#### Data to use ####

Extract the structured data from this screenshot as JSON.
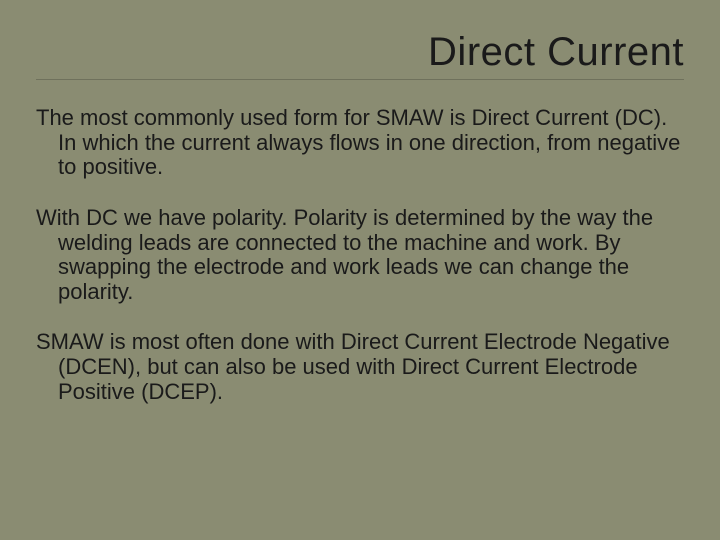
{
  "slide": {
    "title": "Direct Current",
    "paragraphs": [
      "The most commonly used form for SMAW is Direct Current (DC). In which the current always flows in one direction, from negative to positive.",
      "With DC we have polarity. Polarity is determined by the way the welding leads are connected to the machine and work. By swapping the electrode and work leads we can change the polarity.",
      "SMAW is most often done with Direct Current Electrode Negative (DCEN), but can also be used with Direct Current Electrode Positive (DCEP)."
    ],
    "background_color": "#8a8c72",
    "text_color": "#1a1a1a",
    "title_fontsize": 40,
    "body_fontsize": 22,
    "divider_color": "#6f715c"
  }
}
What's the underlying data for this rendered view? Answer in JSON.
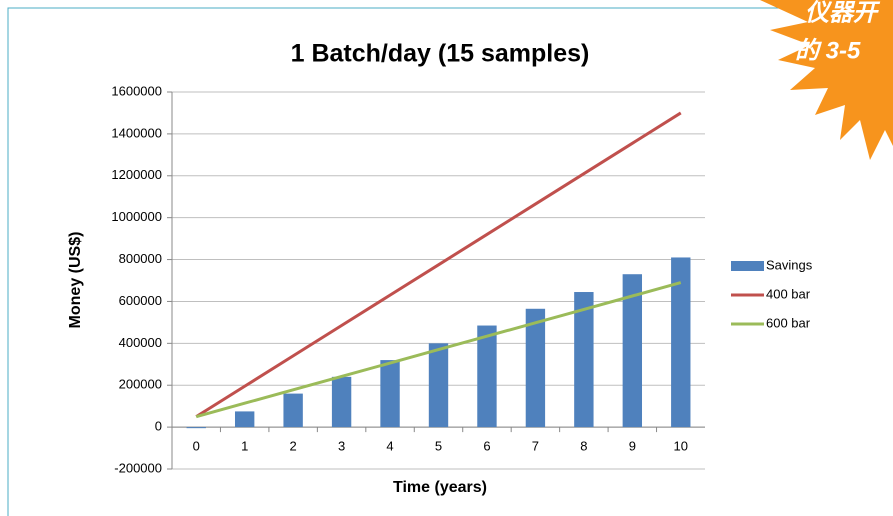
{
  "chart_data": {
    "type": "bar",
    "title": "1 Batch/day (15 samples)",
    "x_label": "Time (years)",
    "y_label": "Money (US$)",
    "categories": [
      "0",
      "1",
      "2",
      "3",
      "4",
      "5",
      "6",
      "7",
      "8",
      "9",
      "10"
    ],
    "series": [
      {
        "name": "Savings",
        "type": "bar",
        "color": "#4f81bd",
        "values": [
          -5000,
          75000,
          160000,
          240000,
          320000,
          400000,
          485000,
          565000,
          645000,
          730000,
          810000
        ]
      },
      {
        "name": "400 bar",
        "type": "line",
        "color": "#c0504d",
        "values": [
          50000,
          195000,
          340000,
          485000,
          630000,
          775000,
          920000,
          1065000,
          1210000,
          1355000,
          1500000
        ]
      },
      {
        "name": "600 bar",
        "type": "line",
        "color": "#9bbb59",
        "values": [
          50000,
          114000,
          178000,
          242000,
          306000,
          370000,
          434000,
          498000,
          562000,
          626000,
          690000
        ]
      }
    ],
    "ylim": [
      -200000,
      1600000
    ],
    "yticks": [
      -200000,
      0,
      200000,
      400000,
      600000,
      800000,
      1000000,
      1200000,
      1400000,
      1600000
    ],
    "grid": true,
    "legend": "right"
  },
  "badge": {
    "line1": "仪器开",
    "line2": "的 3-5"
  }
}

####

Written problem
Write the entries above out again exactly, but not the pictures.

Exercise result
Extract the structured data from this screenshot as JSON.
{
  "slide": {
    "title": "Direct Current",
    "paragraphs": [
      "The most commonly used form for SMAW is Direct Current (DC). In which the current always flows in one direction, from negative to positive.",
      "With DC we have polarity. Polarity is determined by the way the welding leads are connected to the machine and work. By swapping the electrode and work leads we can change the polarity.",
      "SMAW is most often done with Direct Current Electrode Negative (DCEN), but can also be used with Direct Current Electrode Positive (DCEP)."
    ],
    "background_color": "#8a8c72",
    "text_color": "#1a1a1a",
    "title_fontsize": 40,
    "body_fontsize": 22,
    "divider_color": "#6f715c"
  }
}
What's the underlying data for this rendered view? Answer in JSON.
{
  "chart_data": {
    "type": "bar",
    "title": "1 Batch/day (15 samples)",
    "x_label": "Time (years)",
    "y_label": "Money (US$)",
    "categories": [
      "0",
      "1",
      "2",
      "3",
      "4",
      "5",
      "6",
      "7",
      "8",
      "9",
      "10"
    ],
    "series": [
      {
        "name": "Savings",
        "type": "bar",
        "color": "#4f81bd",
        "values": [
          -5000,
          75000,
          160000,
          240000,
          320000,
          400000,
          485000,
          565000,
          645000,
          730000,
          810000
        ]
      },
      {
        "name": "400 bar",
        "type": "line",
        "color": "#c0504d",
        "values": [
          50000,
          195000,
          340000,
          485000,
          630000,
          775000,
          920000,
          1065000,
          1210000,
          1355000,
          1500000
        ]
      },
      {
        "name": "600 bar",
        "type": "line",
        "color": "#9bbb59",
        "values": [
          50000,
          114000,
          178000,
          242000,
          306000,
          370000,
          434000,
          498000,
          562000,
          626000,
          690000
        ]
      }
    ],
    "ylim": [
      -200000,
      1600000
    ],
    "yticks": [
      -200000,
      0,
      200000,
      400000,
      600000,
      800000,
      1000000,
      1200000,
      1400000,
      1600000
    ],
    "grid": true,
    "legend": "right"
  },
  "badge": {
    "line1": "仪器开",
    "line2": "的 3-5"
  }
}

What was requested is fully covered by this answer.